%%

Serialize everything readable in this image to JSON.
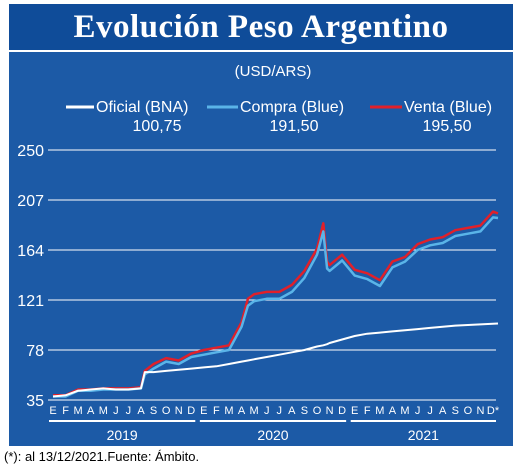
{
  "title": "Evolución Peso Argentino",
  "footnote": "(*): al 13/12/2021.Fuente: Ámbito.",
  "chart_data": {
    "type": "line",
    "subtitle": "(USD/ARS)",
    "background": "#1c5aa6",
    "grid": "horizontal",
    "ylim": [
      35,
      250
    ],
    "yticks": [
      35,
      78,
      121,
      164,
      207,
      250
    ],
    "ytick_labels": [
      "35",
      "78",
      "121",
      "164",
      "207",
      "250"
    ],
    "months": [
      "E",
      "F",
      "M",
      "A",
      "M",
      "J",
      "J",
      "A",
      "S",
      "O",
      "N",
      "D",
      "E",
      "F",
      "M",
      "A",
      "M",
      "J",
      "J",
      "A",
      "S",
      "O",
      "N",
      "D",
      "E",
      "F",
      "M",
      "A",
      "M",
      "J",
      "J",
      "A",
      "S",
      "O",
      "N",
      "D*"
    ],
    "years": [
      "2019",
      "2020",
      "2021"
    ],
    "x": [
      0,
      1,
      2,
      3,
      4,
      5,
      6,
      7,
      7.3,
      8,
      9,
      10,
      11,
      12,
      13,
      14,
      15,
      15.5,
      16,
      17,
      18,
      19,
      20,
      21,
      21.5,
      21.8,
      22,
      23,
      24,
      25,
      26,
      27,
      28,
      29,
      30,
      31,
      32,
      33,
      34,
      35,
      35.4
    ],
    "series": [
      {
        "name": "Oficial (BNA)",
        "label_value": "100,75",
        "color": "#ffffff",
        "values": [
          38,
          39,
          43,
          44,
          45,
          44,
          44,
          45,
          59,
          59,
          60,
          61,
          62,
          63,
          64,
          66,
          68,
          69,
          70,
          72,
          74,
          76,
          78,
          81,
          82,
          83,
          84,
          87,
          90,
          92,
          93,
          94,
          95,
          96,
          97,
          98,
          99,
          99.5,
          100,
          100.5,
          100.75
        ]
      },
      {
        "name": "Compra (Blue)",
        "label_value": "191,50",
        "color": "#5ab4e8",
        "values": [
          38,
          38,
          43,
          43,
          44,
          44,
          44,
          45,
          57,
          62,
          68,
          66,
          72,
          74,
          76,
          78,
          98,
          116,
          120,
          122,
          122,
          128,
          140,
          160,
          180,
          148,
          146,
          155,
          142,
          139,
          133,
          149,
          154,
          164,
          168,
          170,
          176,
          178,
          180,
          192,
          191.5
        ]
      },
      {
        "name": "Venta (Blue)",
        "label_value": "195,50",
        "color": "#e0202a",
        "values": [
          39,
          39,
          44,
          44,
          45,
          45,
          45,
          46,
          60,
          66,
          71,
          69,
          75,
          78,
          80,
          82,
          102,
          122,
          126,
          128,
          128,
          134,
          146,
          165,
          187,
          154,
          151,
          160,
          147,
          144,
          138,
          154,
          158,
          169,
          173,
          175,
          181,
          183,
          185,
          197,
          195.5
        ]
      }
    ]
  }
}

%%

* _Exercise_:
Print out the lines exactly, skipping any picture.

* _Exercise output_:
Serialize everything readable in this image to JSON.
{
  "title": "Evolución Peso Argentino",
  "footnote": "(*): al 13/12/2021.Fuente: Ámbito.",
  "chart_data": {
    "type": "line",
    "subtitle": "(USD/ARS)",
    "background": "#1c5aa6",
    "grid": "horizontal",
    "ylim": [
      35,
      250
    ],
    "yticks": [
      35,
      78,
      121,
      164,
      207,
      250
    ],
    "ytick_labels": [
      "35",
      "78",
      "121",
      "164",
      "207",
      "250"
    ],
    "months": [
      "E",
      "F",
      "M",
      "A",
      "M",
      "J",
      "J",
      "A",
      "S",
      "O",
      "N",
      "D",
      "E",
      "F",
      "M",
      "A",
      "M",
      "J",
      "J",
      "A",
      "S",
      "O",
      "N",
      "D",
      "E",
      "F",
      "M",
      "A",
      "M",
      "J",
      "J",
      "A",
      "S",
      "O",
      "N",
      "D*"
    ],
    "years": [
      "2019",
      "2020",
      "2021"
    ],
    "x": [
      0,
      1,
      2,
      3,
      4,
      5,
      6,
      7,
      7.3,
      8,
      9,
      10,
      11,
      12,
      13,
      14,
      15,
      15.5,
      16,
      17,
      18,
      19,
      20,
      21,
      21.5,
      21.8,
      22,
      23,
      24,
      25,
      26,
      27,
      28,
      29,
      30,
      31,
      32,
      33,
      34,
      35,
      35.4
    ],
    "series": [
      {
        "name": "Oficial (BNA)",
        "label_value": "100,75",
        "color": "#ffffff",
        "values": [
          38,
          39,
          43,
          44,
          45,
          44,
          44,
          45,
          59,
          59,
          60,
          61,
          62,
          63,
          64,
          66,
          68,
          69,
          70,
          72,
          74,
          76,
          78,
          81,
          82,
          83,
          84,
          87,
          90,
          92,
          93,
          94,
          95,
          96,
          97,
          98,
          99,
          99.5,
          100,
          100.5,
          100.75
        ]
      },
      {
        "name": "Compra (Blue)",
        "label_value": "191,50",
        "color": "#5ab4e8",
        "values": [
          38,
          38,
          43,
          43,
          44,
          44,
          44,
          45,
          57,
          62,
          68,
          66,
          72,
          74,
          76,
          78,
          98,
          116,
          120,
          122,
          122,
          128,
          140,
          160,
          180,
          148,
          146,
          155,
          142,
          139,
          133,
          149,
          154,
          164,
          168,
          170,
          176,
          178,
          180,
          192,
          191.5
        ]
      },
      {
        "name": "Venta (Blue)",
        "label_value": "195,50",
        "color": "#e0202a",
        "values": [
          39,
          39,
          44,
          44,
          45,
          45,
          45,
          46,
          60,
          66,
          71,
          69,
          75,
          78,
          80,
          82,
          102,
          122,
          126,
          128,
          128,
          134,
          146,
          165,
          187,
          154,
          151,
          160,
          147,
          144,
          138,
          154,
          158,
          169,
          173,
          175,
          181,
          183,
          185,
          197,
          195.5
        ]
      }
    ]
  }
}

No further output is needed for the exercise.